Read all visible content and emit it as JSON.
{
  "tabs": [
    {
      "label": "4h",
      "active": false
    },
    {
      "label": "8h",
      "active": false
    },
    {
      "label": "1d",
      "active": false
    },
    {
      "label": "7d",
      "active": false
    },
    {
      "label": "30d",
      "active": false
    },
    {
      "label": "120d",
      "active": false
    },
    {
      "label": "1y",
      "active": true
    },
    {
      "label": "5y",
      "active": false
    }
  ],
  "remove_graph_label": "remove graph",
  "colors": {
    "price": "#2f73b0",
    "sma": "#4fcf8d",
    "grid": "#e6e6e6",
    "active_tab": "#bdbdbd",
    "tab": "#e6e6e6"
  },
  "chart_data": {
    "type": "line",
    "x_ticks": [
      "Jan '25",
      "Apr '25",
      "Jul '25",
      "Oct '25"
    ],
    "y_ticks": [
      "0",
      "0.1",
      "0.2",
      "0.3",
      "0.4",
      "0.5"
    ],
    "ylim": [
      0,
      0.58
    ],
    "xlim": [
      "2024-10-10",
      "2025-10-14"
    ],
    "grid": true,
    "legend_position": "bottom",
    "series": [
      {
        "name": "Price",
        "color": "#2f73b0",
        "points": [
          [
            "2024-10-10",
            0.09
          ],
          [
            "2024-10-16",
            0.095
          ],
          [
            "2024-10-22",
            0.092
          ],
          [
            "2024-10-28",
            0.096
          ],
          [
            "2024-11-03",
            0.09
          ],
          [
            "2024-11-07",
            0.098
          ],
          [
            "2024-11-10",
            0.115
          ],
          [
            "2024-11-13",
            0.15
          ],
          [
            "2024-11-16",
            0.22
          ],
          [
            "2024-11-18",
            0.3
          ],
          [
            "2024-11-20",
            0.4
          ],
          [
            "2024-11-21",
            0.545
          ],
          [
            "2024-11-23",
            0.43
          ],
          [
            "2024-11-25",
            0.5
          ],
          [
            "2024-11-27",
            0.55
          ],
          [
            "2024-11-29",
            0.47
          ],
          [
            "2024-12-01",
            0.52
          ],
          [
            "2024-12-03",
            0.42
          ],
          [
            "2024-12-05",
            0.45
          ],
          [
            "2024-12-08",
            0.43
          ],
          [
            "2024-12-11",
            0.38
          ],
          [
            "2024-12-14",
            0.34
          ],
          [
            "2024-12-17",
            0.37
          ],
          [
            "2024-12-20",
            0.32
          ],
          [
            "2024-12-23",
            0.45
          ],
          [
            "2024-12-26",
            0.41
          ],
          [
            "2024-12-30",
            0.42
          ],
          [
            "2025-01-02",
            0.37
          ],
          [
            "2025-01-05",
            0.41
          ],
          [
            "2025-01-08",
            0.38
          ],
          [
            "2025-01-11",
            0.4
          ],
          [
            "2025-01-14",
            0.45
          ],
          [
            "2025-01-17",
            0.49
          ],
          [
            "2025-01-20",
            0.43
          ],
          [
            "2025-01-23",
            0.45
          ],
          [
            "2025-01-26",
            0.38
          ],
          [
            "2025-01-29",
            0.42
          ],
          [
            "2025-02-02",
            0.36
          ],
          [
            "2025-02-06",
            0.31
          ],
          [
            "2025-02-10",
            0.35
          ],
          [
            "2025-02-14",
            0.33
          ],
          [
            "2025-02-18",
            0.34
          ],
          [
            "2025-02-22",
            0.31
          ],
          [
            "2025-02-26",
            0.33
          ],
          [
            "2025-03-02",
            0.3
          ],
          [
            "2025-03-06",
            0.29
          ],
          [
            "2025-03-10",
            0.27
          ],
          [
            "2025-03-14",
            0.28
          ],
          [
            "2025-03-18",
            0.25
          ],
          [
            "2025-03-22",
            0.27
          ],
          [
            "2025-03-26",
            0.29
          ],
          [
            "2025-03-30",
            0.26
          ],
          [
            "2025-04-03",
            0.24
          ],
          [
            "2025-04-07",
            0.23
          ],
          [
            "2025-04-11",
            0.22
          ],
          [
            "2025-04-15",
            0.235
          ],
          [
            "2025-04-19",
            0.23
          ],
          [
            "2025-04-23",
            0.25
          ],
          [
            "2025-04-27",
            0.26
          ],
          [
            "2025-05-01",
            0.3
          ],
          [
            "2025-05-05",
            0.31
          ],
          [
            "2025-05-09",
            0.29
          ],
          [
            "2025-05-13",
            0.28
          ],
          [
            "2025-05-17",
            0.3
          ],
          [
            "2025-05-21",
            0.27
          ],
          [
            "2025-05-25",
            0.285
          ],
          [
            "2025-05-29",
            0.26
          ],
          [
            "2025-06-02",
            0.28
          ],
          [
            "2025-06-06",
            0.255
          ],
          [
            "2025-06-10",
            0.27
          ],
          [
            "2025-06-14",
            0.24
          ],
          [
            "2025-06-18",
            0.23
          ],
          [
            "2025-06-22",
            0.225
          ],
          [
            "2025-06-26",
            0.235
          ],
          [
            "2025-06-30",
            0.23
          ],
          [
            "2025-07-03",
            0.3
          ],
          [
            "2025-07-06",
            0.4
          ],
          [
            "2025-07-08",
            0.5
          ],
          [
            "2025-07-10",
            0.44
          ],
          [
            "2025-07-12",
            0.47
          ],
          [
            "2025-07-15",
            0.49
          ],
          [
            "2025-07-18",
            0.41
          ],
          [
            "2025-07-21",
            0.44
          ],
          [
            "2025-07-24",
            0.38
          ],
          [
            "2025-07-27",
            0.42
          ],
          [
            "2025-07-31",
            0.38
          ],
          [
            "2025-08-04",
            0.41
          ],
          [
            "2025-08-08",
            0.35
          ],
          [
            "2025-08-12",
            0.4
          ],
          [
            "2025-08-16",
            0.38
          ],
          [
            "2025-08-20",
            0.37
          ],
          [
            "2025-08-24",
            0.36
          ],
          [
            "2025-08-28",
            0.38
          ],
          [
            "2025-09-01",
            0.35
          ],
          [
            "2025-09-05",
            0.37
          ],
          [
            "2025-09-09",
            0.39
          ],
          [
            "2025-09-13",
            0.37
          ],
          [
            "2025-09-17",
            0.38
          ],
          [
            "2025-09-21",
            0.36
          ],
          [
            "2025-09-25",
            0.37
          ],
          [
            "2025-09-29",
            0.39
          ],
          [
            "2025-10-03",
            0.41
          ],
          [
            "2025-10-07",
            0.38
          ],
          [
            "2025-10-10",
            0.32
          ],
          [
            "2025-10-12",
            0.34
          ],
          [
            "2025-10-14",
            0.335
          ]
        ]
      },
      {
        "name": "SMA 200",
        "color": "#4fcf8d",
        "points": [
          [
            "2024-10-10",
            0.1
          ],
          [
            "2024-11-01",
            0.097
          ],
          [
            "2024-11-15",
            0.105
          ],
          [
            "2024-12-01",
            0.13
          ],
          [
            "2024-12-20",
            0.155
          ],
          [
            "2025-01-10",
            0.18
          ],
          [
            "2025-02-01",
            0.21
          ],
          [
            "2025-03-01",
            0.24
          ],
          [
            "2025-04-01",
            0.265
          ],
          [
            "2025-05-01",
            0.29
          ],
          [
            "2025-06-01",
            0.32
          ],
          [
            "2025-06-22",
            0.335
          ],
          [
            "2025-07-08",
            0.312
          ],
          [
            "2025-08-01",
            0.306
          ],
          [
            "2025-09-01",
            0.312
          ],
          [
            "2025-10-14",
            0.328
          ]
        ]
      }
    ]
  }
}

※ ※ ※

→ **Given exercise**
Repeat the listing in full, keeping every line exactly as it is.

→ **Output of the exercise**
Read all visible content and emit it as JSON.
{
  "tabs": [
    {
      "label": "4h",
      "active": false
    },
    {
      "label": "8h",
      "active": false
    },
    {
      "label": "1d",
      "active": false
    },
    {
      "label": "7d",
      "active": false
    },
    {
      "label": "30d",
      "active": false
    },
    {
      "label": "120d",
      "active": false
    },
    {
      "label": "1y",
      "active": true
    },
    {
      "label": "5y",
      "active": false
    }
  ],
  "remove_graph_label": "remove graph",
  "colors": {
    "price": "#2f73b0",
    "sma": "#4fcf8d",
    "grid": "#e6e6e6",
    "active_tab": "#bdbdbd",
    "tab": "#e6e6e6"
  },
  "chart_data": {
    "type": "line",
    "x_ticks": [
      "Jan '25",
      "Apr '25",
      "Jul '25",
      "Oct '25"
    ],
    "y_ticks": [
      "0",
      "0.1",
      "0.2",
      "0.3",
      "0.4",
      "0.5"
    ],
    "ylim": [
      0,
      0.58
    ],
    "xlim": [
      "2024-10-10",
      "2025-10-14"
    ],
    "grid": true,
    "legend_position": "bottom",
    "series": [
      {
        "name": "Price",
        "color": "#2f73b0",
        "points": [
          [
            "2024-10-10",
            0.09
          ],
          [
            "2024-10-16",
            0.095
          ],
          [
            "2024-10-22",
            0.092
          ],
          [
            "2024-10-28",
            0.096
          ],
          [
            "2024-11-03",
            0.09
          ],
          [
            "2024-11-07",
            0.098
          ],
          [
            "2024-11-10",
            0.115
          ],
          [
            "2024-11-13",
            0.15
          ],
          [
            "2024-11-16",
            0.22
          ],
          [
            "2024-11-18",
            0.3
          ],
          [
            "2024-11-20",
            0.4
          ],
          [
            "2024-11-21",
            0.545
          ],
          [
            "2024-11-23",
            0.43
          ],
          [
            "2024-11-25",
            0.5
          ],
          [
            "2024-11-27",
            0.55
          ],
          [
            "2024-11-29",
            0.47
          ],
          [
            "2024-12-01",
            0.52
          ],
          [
            "2024-12-03",
            0.42
          ],
          [
            "2024-12-05",
            0.45
          ],
          [
            "2024-12-08",
            0.43
          ],
          [
            "2024-12-11",
            0.38
          ],
          [
            "2024-12-14",
            0.34
          ],
          [
            "2024-12-17",
            0.37
          ],
          [
            "2024-12-20",
            0.32
          ],
          [
            "2024-12-23",
            0.45
          ],
          [
            "2024-12-26",
            0.41
          ],
          [
            "2024-12-30",
            0.42
          ],
          [
            "2025-01-02",
            0.37
          ],
          [
            "2025-01-05",
            0.41
          ],
          [
            "2025-01-08",
            0.38
          ],
          [
            "2025-01-11",
            0.4
          ],
          [
            "2025-01-14",
            0.45
          ],
          [
            "2025-01-17",
            0.49
          ],
          [
            "2025-01-20",
            0.43
          ],
          [
            "2025-01-23",
            0.45
          ],
          [
            "2025-01-26",
            0.38
          ],
          [
            "2025-01-29",
            0.42
          ],
          [
            "2025-02-02",
            0.36
          ],
          [
            "2025-02-06",
            0.31
          ],
          [
            "2025-02-10",
            0.35
          ],
          [
            "2025-02-14",
            0.33
          ],
          [
            "2025-02-18",
            0.34
          ],
          [
            "2025-02-22",
            0.31
          ],
          [
            "2025-02-26",
            0.33
          ],
          [
            "2025-03-02",
            0.3
          ],
          [
            "2025-03-06",
            0.29
          ],
          [
            "2025-03-10",
            0.27
          ],
          [
            "2025-03-14",
            0.28
          ],
          [
            "2025-03-18",
            0.25
          ],
          [
            "2025-03-22",
            0.27
          ],
          [
            "2025-03-26",
            0.29
          ],
          [
            "2025-03-30",
            0.26
          ],
          [
            "2025-04-03",
            0.24
          ],
          [
            "2025-04-07",
            0.23
          ],
          [
            "2025-04-11",
            0.22
          ],
          [
            "2025-04-15",
            0.235
          ],
          [
            "2025-04-19",
            0.23
          ],
          [
            "2025-04-23",
            0.25
          ],
          [
            "2025-04-27",
            0.26
          ],
          [
            "2025-05-01",
            0.3
          ],
          [
            "2025-05-05",
            0.31
          ],
          [
            "2025-05-09",
            0.29
          ],
          [
            "2025-05-13",
            0.28
          ],
          [
            "2025-05-17",
            0.3
          ],
          [
            "2025-05-21",
            0.27
          ],
          [
            "2025-05-25",
            0.285
          ],
          [
            "2025-05-29",
            0.26
          ],
          [
            "2025-06-02",
            0.28
          ],
          [
            "2025-06-06",
            0.255
          ],
          [
            "2025-06-10",
            0.27
          ],
          [
            "2025-06-14",
            0.24
          ],
          [
            "2025-06-18",
            0.23
          ],
          [
            "2025-06-22",
            0.225
          ],
          [
            "2025-06-26",
            0.235
          ],
          [
            "2025-06-30",
            0.23
          ],
          [
            "2025-07-03",
            0.3
          ],
          [
            "2025-07-06",
            0.4
          ],
          [
            "2025-07-08",
            0.5
          ],
          [
            "2025-07-10",
            0.44
          ],
          [
            "2025-07-12",
            0.47
          ],
          [
            "2025-07-15",
            0.49
          ],
          [
            "2025-07-18",
            0.41
          ],
          [
            "2025-07-21",
            0.44
          ],
          [
            "2025-07-24",
            0.38
          ],
          [
            "2025-07-27",
            0.42
          ],
          [
            "2025-07-31",
            0.38
          ],
          [
            "2025-08-04",
            0.41
          ],
          [
            "2025-08-08",
            0.35
          ],
          [
            "2025-08-12",
            0.4
          ],
          [
            "2025-08-16",
            0.38
          ],
          [
            "2025-08-20",
            0.37
          ],
          [
            "2025-08-24",
            0.36
          ],
          [
            "2025-08-28",
            0.38
          ],
          [
            "2025-09-01",
            0.35
          ],
          [
            "2025-09-05",
            0.37
          ],
          [
            "2025-09-09",
            0.39
          ],
          [
            "2025-09-13",
            0.37
          ],
          [
            "2025-09-17",
            0.38
          ],
          [
            "2025-09-21",
            0.36
          ],
          [
            "2025-09-25",
            0.37
          ],
          [
            "2025-09-29",
            0.39
          ],
          [
            "2025-10-03",
            0.41
          ],
          [
            "2025-10-07",
            0.38
          ],
          [
            "2025-10-10",
            0.32
          ],
          [
            "2025-10-12",
            0.34
          ],
          [
            "2025-10-14",
            0.335
          ]
        ]
      },
      {
        "name": "SMA 200",
        "color": "#4fcf8d",
        "points": [
          [
            "2024-10-10",
            0.1
          ],
          [
            "2024-11-01",
            0.097
          ],
          [
            "2024-11-15",
            0.105
          ],
          [
            "2024-12-01",
            0.13
          ],
          [
            "2024-12-20",
            0.155
          ],
          [
            "2025-01-10",
            0.18
          ],
          [
            "2025-02-01",
            0.21
          ],
          [
            "2025-03-01",
            0.24
          ],
          [
            "2025-04-01",
            0.265
          ],
          [
            "2025-05-01",
            0.29
          ],
          [
            "2025-06-01",
            0.32
          ],
          [
            "2025-06-22",
            0.335
          ],
          [
            "2025-07-08",
            0.312
          ],
          [
            "2025-08-01",
            0.306
          ],
          [
            "2025-09-01",
            0.312
          ],
          [
            "2025-10-14",
            0.328
          ]
        ]
      }
    ]
  }
}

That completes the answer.